---------- Entries shown ----------
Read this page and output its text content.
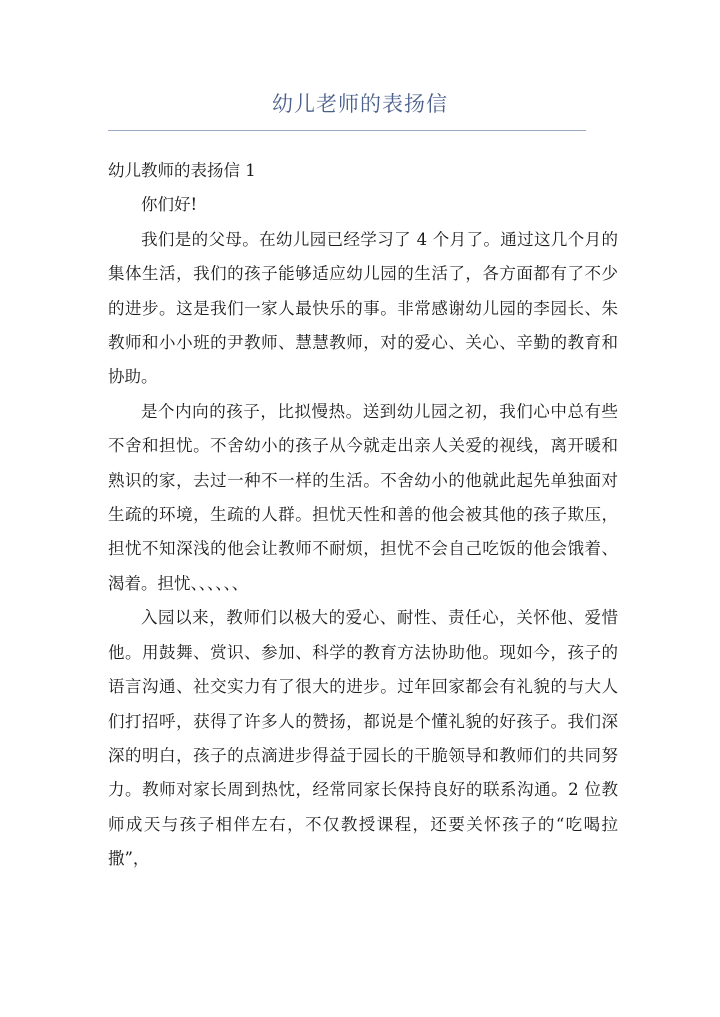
幼儿老师的表扬信

幼儿教师的表扬信 1

你们好!

我们是的父母。在幼儿园已经学习了 4 个月了。通过这几个月的集体生活，我们的孩子能够适应幼儿园的生活了，各方面都有了不少的进步。这是我们一家人最快乐的事。非常感谢幼儿园的李园长、朱教师和小小班的尹教师、慧慧教师，对的爱心、关心、辛勤的教育和协助。

是个内向的孩子，比拟慢热。送到幼儿园之初，我们心中总有些不舍和担忧。不舍幼小的孩子从今就走出亲人关爱的视线，离开暖和熟识的家，去过一种不一样的生活。不舍幼小的他就此起先单独面对生疏的环境，生疏的人群。担忧天性和善的他会被其他的孩子欺压，担忧不知深浅的他会让教师不耐烦，担忧不会自己吃饭的他会饿着、渴着。担忧、、、、、、

入园以来，教师们以极大的爱心、耐性、责任心，关怀他、爱惜他。用鼓舞、赏识、参加、科学的教育方法协助他。现如今，孩子的语言沟通、社交实力有了很大的进步。过年回家都会有礼貌的与大人们打招呼，获得了许多人的赞扬，都说是个懂礼貌的好孩子。我们深深的明白，孩子的点滴进步得益于园长的干脆领导和教师们的共同努力。教师对家长周到热忱，经常同家长保持良好的联系沟通。2 位教师成天与孩子相伴左右，不仅教授课程，还要关怀孩子的“吃喝拉撒”，
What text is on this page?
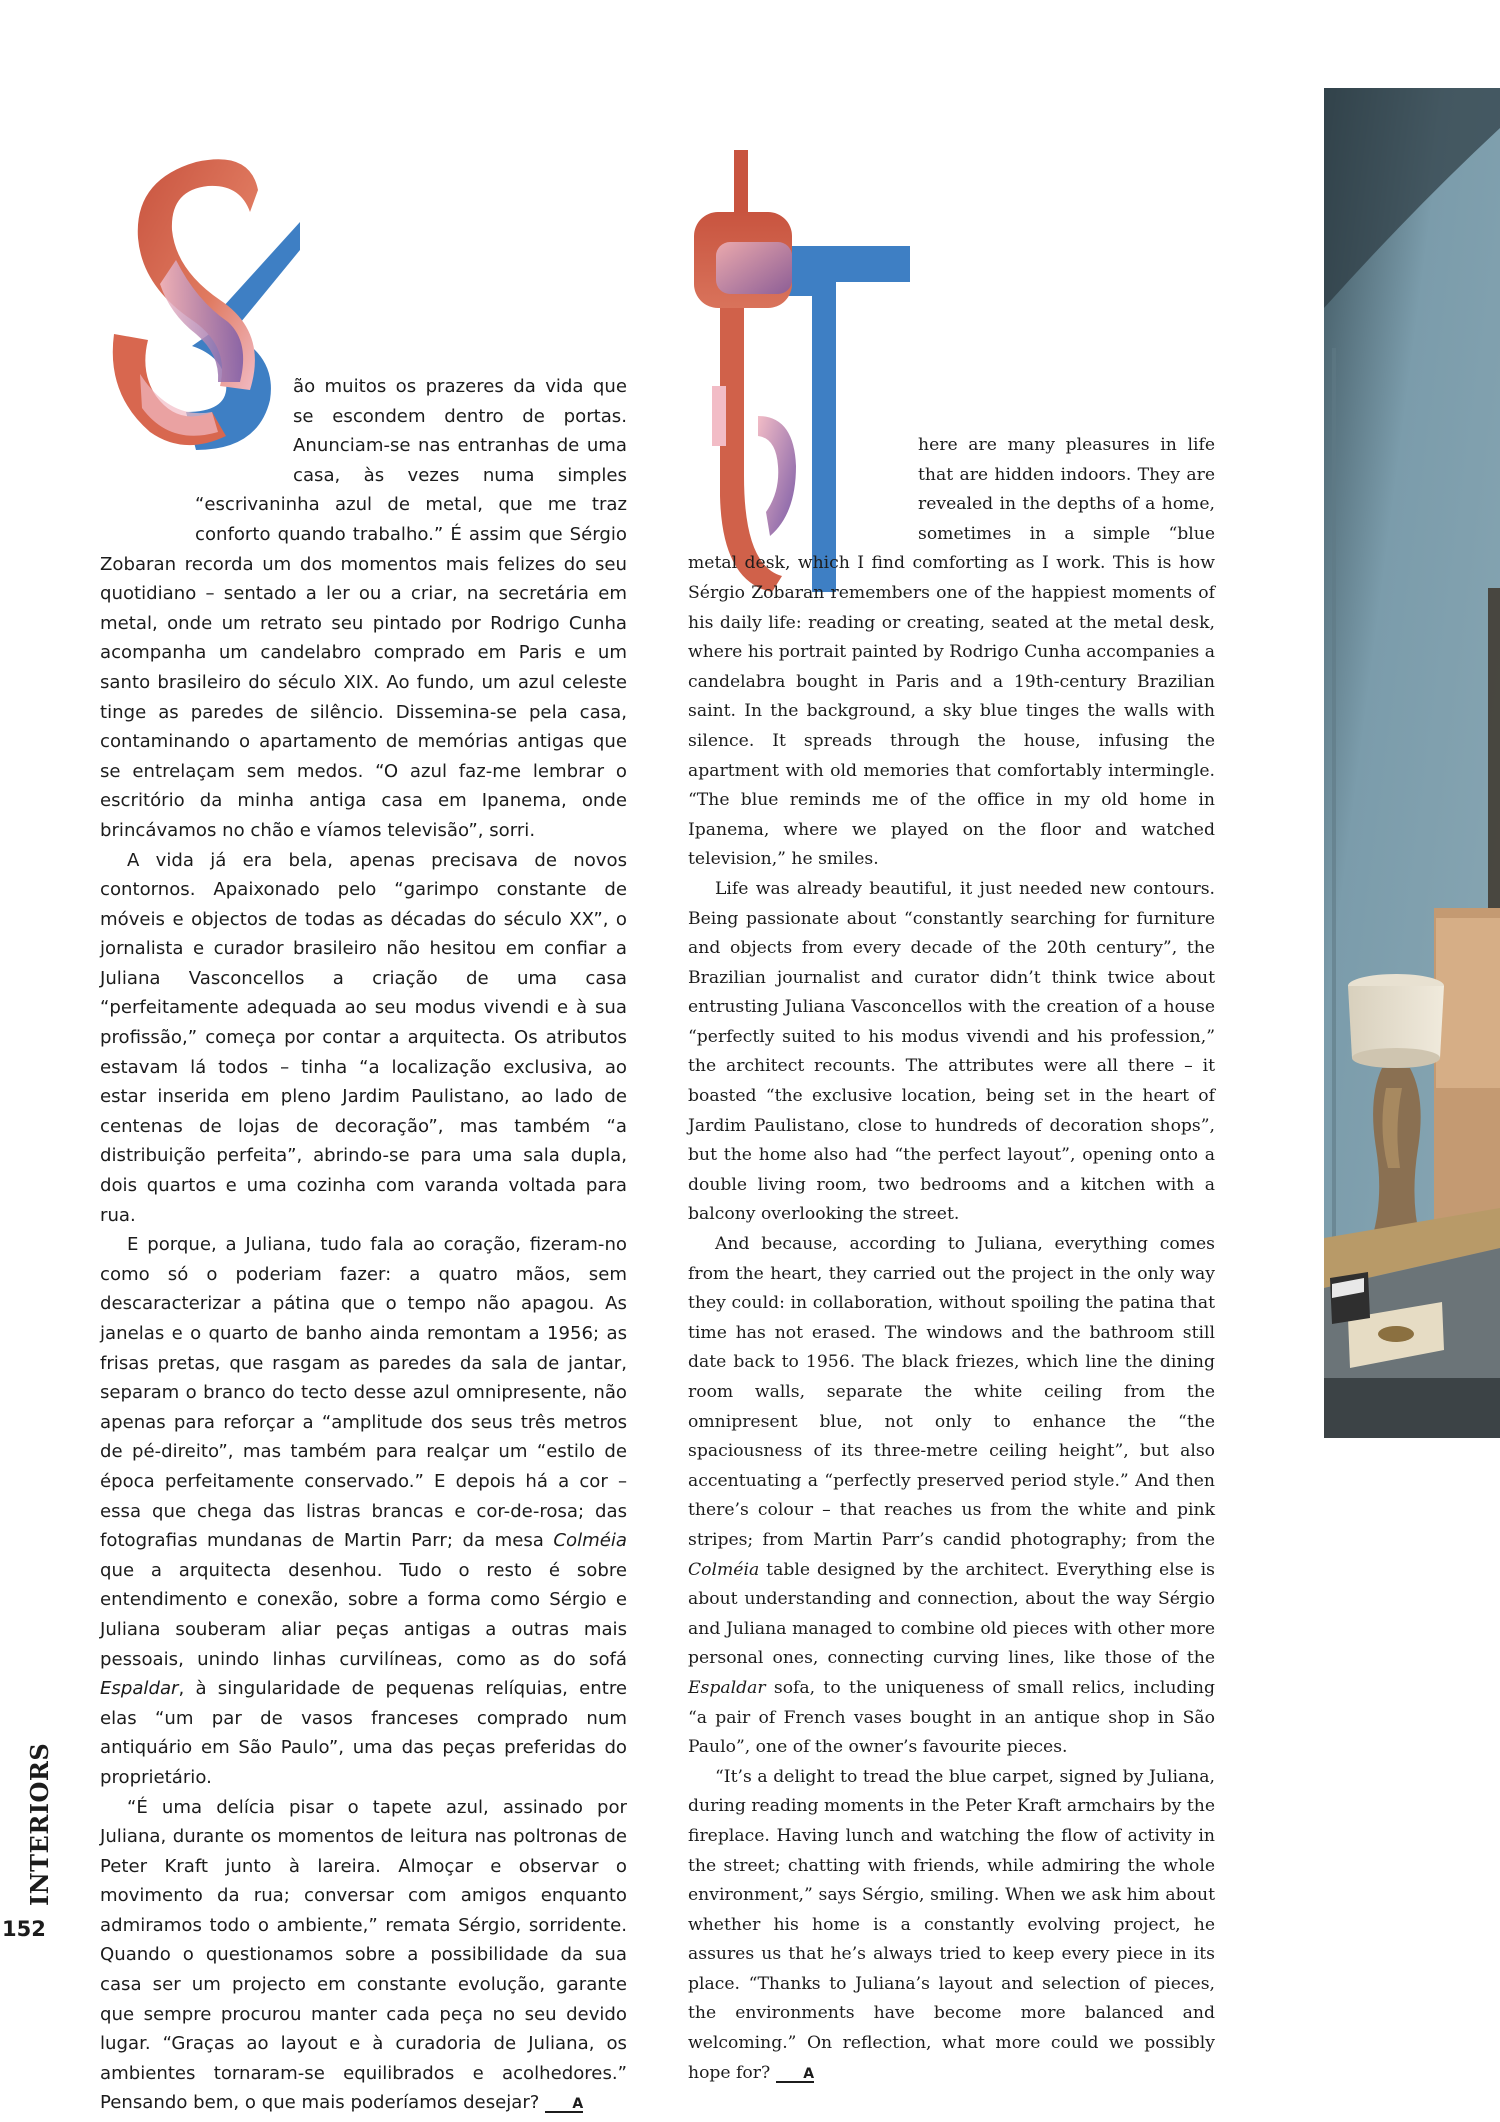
ão muitos os prazeres da vida que se escondem dentro de portas. Anunciam-se nas entranhas de uma casa, às vezes numa simples “escrivaninha azul de metal, que me traz conforto quando trabalho.” É assim que Sérgio Zobaran recorda um dos momentos mais felizes do seu quotidiano – sentado a ler ou a criar, na secretária em metal, onde um retrato seu pintado por Rodrigo Cunha acompanha um candelabro comprado em Paris e um santo brasileiro do século XIX. Ao fundo, um azul celeste tinge as paredes de silêncio. Dissemina-se pela casa, contaminando o apartamento de memórias antigas que se entrelaçam sem medos. “O azul faz-me lembrar o escritório da minha antiga casa em Ipanema, onde brincávamos no chão e víamos televisão”, sorri.

A vida já era bela, apenas precisava de novos contornos. Apaixonado pelo “garimpo constante de móveis e objectos de todas as décadas do século XX”, o jornalista e curador brasileiro não hesitou em confiar a Juliana Vasconcellos a criação de uma casa “perfeitamente adequada ao seu modus vivendi e à sua profissão,” começa por contar a arquitecta. Os atributos estavam lá todos – tinha “a localização exclusiva, ao estar inserida em pleno Jardim Paulistano, ao lado de centenas de lojas de decoração”, mas também “a distribuição perfeita”, abrindo-se para uma sala dupla, dois quartos e uma cozinha com varanda voltada para rua.

E porque, a Juliana, tudo fala ao coração, fizeram-no como só o poderiam fazer: a quatro mãos, sem descaracterizar a pátina que o tempo não apagou. As janelas e o quarto de banho ainda remontam a 1956; as frisas pretas, que rasgam as paredes da sala de jantar, separam o branco do tecto desse azul omnipresente, não apenas para reforçar a “amplitude dos seus três metros de pé-direito”, mas também para realçar um “estilo de época perfeitamente conservado.” E depois há a cor – essa que chega das listras brancas e cor-de-rosa; das fotografias mundanas de Martin Parr; da mesa Colméia que a arquitecta desenhou. Tudo o resto é sobre entendimento e conexão, sobre a forma como Sérgio e Juliana souberam aliar peças antigas a outras mais pessoais, unindo linhas curvilíneas, como as do sofá Espaldar, à singularidade de pequenas relíquias, entre elas “um par de vasos franceses comprado num antiquário em São Paulo”, uma das peças preferidas do proprietário.

“É uma delícia pisar o tapete azul, assinado por Juliana, durante os momentos de leitura nas poltronas de Peter Kraft junto à lareira. Almoçar e observar o movimento da rua; conversar com amigos enquanto admiramos todo o ambiente,” remata Sérgio, sorridente. Quando o questionamos sobre a possibilidade da sua casa ser um projecto em constante evolução, garante que sempre procurou manter cada peça no seu devido lugar. “Graças ao layout e à curadoria de Juliana, os ambientes tornaram-se equilibrados e acolhedores.” Pensando bem, o que mais poderíamos desejar? A

here are many pleasures in life that are hidden indoors. They are revealed in the depths of a home, sometimes in a simple “blue metal desk, which I find comforting as I work. This is how Sérgio Zobaran remembers one of the happiest moments of his daily life: reading or creating, seated at the metal desk, where his portrait painted by Rodrigo Cunha accompanies a candelabra bought in Paris and a 19th-century Brazilian saint. In the background, a sky blue tinges the walls with silence. It spreads through the house, infusing the apartment with old memories that comfortably intermingle. “The blue reminds me of the office in my old home in Ipanema, where we played on the floor and watched television,” he smiles.

Life was already beautiful, it just needed new contours. Being passionate about “constantly searching for furniture and objects from every decade of the 20th century”, the Brazilian journalist and curator didn’t think twice about entrusting Juliana Vasconcellos with the creation of a house “perfectly suited to his modus vivendi and his profession,” the architect recounts. The attributes were all there – it boasted “the exclusive location, being set in the heart of Jardim Paulistano, close to hundreds of decoration shops”, but the home also had “the perfect layout”, opening onto a double living room, two bedrooms and a kitchen with a balcony overlooking the street.

And because, according to Juliana, everything comes from the heart, they carried out the project in the only way they could: in collaboration, without spoiling the patina that time has not erased. The windows and the bathroom still date back to 1956. The black friezes, which line the dining room walls, separate the white ceiling from the omnipresent blue, not only to enhance the “the spaciousness of its three-metre ceiling height”, but also accentuating a “perfectly preserved period style.” And then there’s colour – that reaches us from the white and pink stripes; from Martin Parr’s candid photography; from the Colméia table designed by the architect. Everything else is about understanding and connection, about the way Sérgio and Juliana managed to combine old pieces with other more personal ones, connecting curving lines, like those of the Espaldar sofa, to the uniqueness of small relics, including “a pair of French vases bought in an antique shop in São Paulo”, one of the owner’s favourite pieces.

“It’s a delight to tread the blue carpet, signed by Juliana, during reading moments in the Peter Kraft armchairs by the fireplace. Having lunch and watching the flow of activity in the street; chatting with friends, while admiring the whole environment,” says Sérgio, smiling. When we ask him about whether his home is a constantly evolving project, he assures us that he’s always tried to keep every piece in its place. “Thanks to Juliana’s layout and selection of pieces, the environments have become more balanced and welcoming.” On reflection, what more could we possibly hope for? A

INTERIORS
152
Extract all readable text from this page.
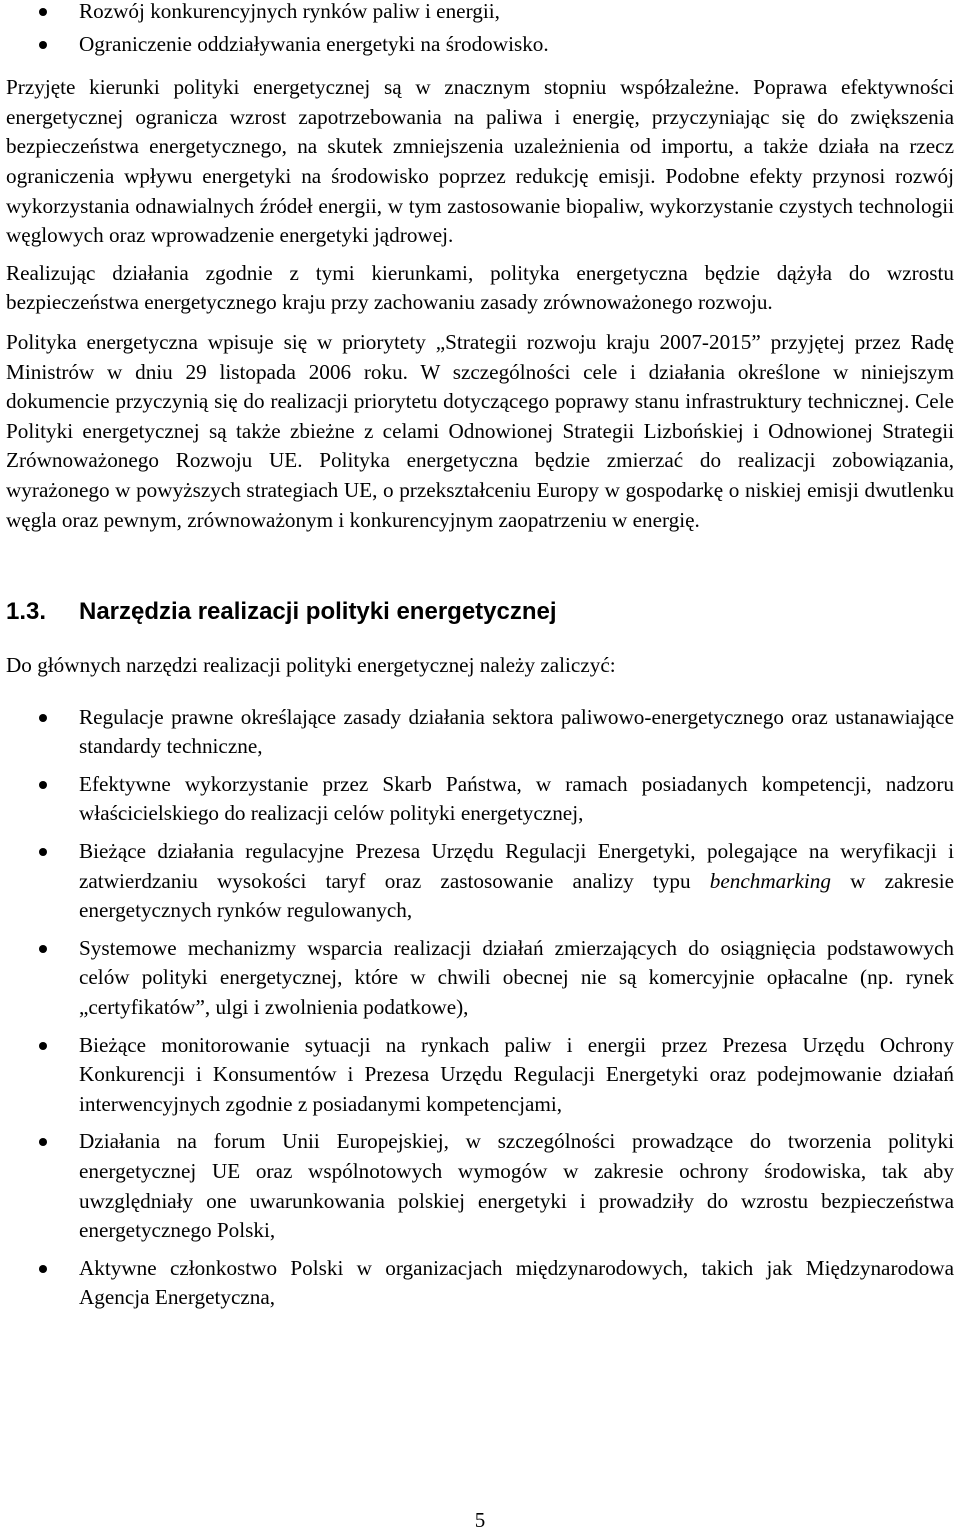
Rozwój konkurencyjnych rynków paliw i energii,
Ograniczenie oddziaływania energetyki na środowisko.

Przyjęte kierunki polityki energetycznej są w znacznym stopniu współzależne. Poprawa efektywności energetycznej ogranicza wzrost zapotrzebowania na paliwa i energię, przyczyniając się do zwiększenia bezpieczeństwa energetycznego, na skutek zmniejszenia uzależnienia od importu, a także działa na rzecz ograniczenia wpływu energetyki na środowisko poprzez redukcję emisji. Podobne efekty przynosi rozwój wykorzystania odnawialnych źródeł energii, w tym zastosowanie biopaliw, wykorzystanie czystych technologii węglowych oraz wprowadzenie energetyki jądrowej.

Realizując działania zgodnie z tymi kierunkami, polityka energetyczna będzie dążyła do wzrostu bezpieczeństwa energetycznego kraju przy zachowaniu zasady zrównoważonego rozwoju.

Polityka energetyczna wpisuje się w priorytety „Strategii rozwoju kraju 2007-2015” przyjętej przez Radę Ministrów w dniu 29 listopada 2006 roku. W szczególności cele i działania określone w niniejszym dokumencie przyczynią się do realizacji priorytetu dotyczącego poprawy stanu infrastruktury technicznej. Cele Polityki energetycznej są także zbieżne z celami Odnowionej Strategii Lizbońskiej i Odnowionej Strategii Zrównoważonego Rozwoju UE. Polityka energetyczna będzie zmierzać do realizacji zobowiązania, wyrażonego w powyższych strategiach UE, o przekształceniu Europy w gospodarkę o niskiej emisji dwutlenku węgla oraz pewnym, zrównoważonym i konkurencyjnym zaopatrzeniu w energię.

1.3.	Narzędzia realizacji polityki energetycznej

Do głównych narzędzi realizacji polityki energetycznej należy zaliczyć:

Regulacje prawne określające zasady działania sektora paliwowo-energetycznego oraz ustanawiające standardy techniczne,
Efektywne wykorzystanie przez Skarb Państwa, w ramach posiadanych kompetencji, nadzoru właścicielskiego do realizacji celów polityki energetycznej,
Bieżące działania regulacyjne Prezesa Urzędu Regulacji Energetyki, polegające na weryfikacji i zatwierdzaniu wysokości taryf oraz zastosowanie analizy typu benchmarking w zakresie energetycznych rynków regulowanych,
Systemowe mechanizmy wsparcia realizacji działań zmierzających do osiągnięcia podstawowych celów polityki energetycznej, które w chwili obecnej nie są komercyjnie opłacalne (np. rynek „certyfikatów”, ulgi i zwolnienia podatkowe),
Bieżące monitorowanie sytuacji na rynkach paliw i energii przez Prezesa Urzędu Ochrony Konkurencji i Konsumentów i Prezesa Urzędu Regulacji Energetyki oraz podejmowanie działań interwencyjnych zgodnie z posiadanymi kompetencjami,
Działania na forum Unii Europejskiej, w szczególności prowadzące do tworzenia polityki energetycznej UE oraz wspólnotowych wymogów w zakresie ochrony środowiska, tak aby uwzględniały one uwarunkowania polskiej energetyki i prowadziły do wzrostu bezpieczeństwa energetycznego Polski,
Aktywne członkostwo Polski w organizacjach międzynarodowych, takich jak Międzynarodowa Agencja Energetyczna,
5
----------
▸ Exercise prompt: Look through the entries above; copy every line holding the string "perfeitamente".

▸ Right answer:
A vida já era bela, apenas precisava de novos contornos. Apaixonado pelo “garimpo constante de móveis e objectos de todas as décadas do século XX”, o jornalista e curador brasileiro não hesitou em confiar a Juliana Vasconcellos a criação de uma casa “perfeitamente adequada ao seu modus vivendi e à sua profissão,” começa por contar a arquitecta. Os atributos estavam lá todos – tinha “a localização exclusiva, ao estar inserida em pleno Jardim Paulistano, ao lado de centenas de lojas de decoração”, mas também “a distribuição perfeita”, abrindo-se para uma sala dupla, dois quartos e uma cozinha com varanda voltada para rua.
E porque, a Juliana, tudo fala ao coração, fizeram-no como só o poderiam fazer: a quatro mãos, sem descaracterizar a pátina que o tempo não apagou. As janelas e o quarto de banho ainda remontam a 1956; as frisas pretas, que rasgam as paredes da sala de jantar, separam o branco do tecto desse azul omnipresente, não apenas para reforçar a “amplitude dos seus três metros de pé-direito”, mas também para realçar um “estilo de época perfeitamente conservado.” E depois há a cor – essa que chega das listras brancas e cor-de-rosa; das fotografias mundanas de Martin Parr; da mesa Colméia que a arquitecta desenhou. Tudo o resto é sobre entendimento e conexão, sobre a forma como Sérgio e Juliana souberam aliar peças antigas a outras mais pessoais, unindo linhas curvilíneas, como as do sofá Espaldar, à singularidade de pequenas relíquias, entre elas “um par de vasos franceses comprado num antiquário em São Paulo”, uma das peças preferidas do proprietário.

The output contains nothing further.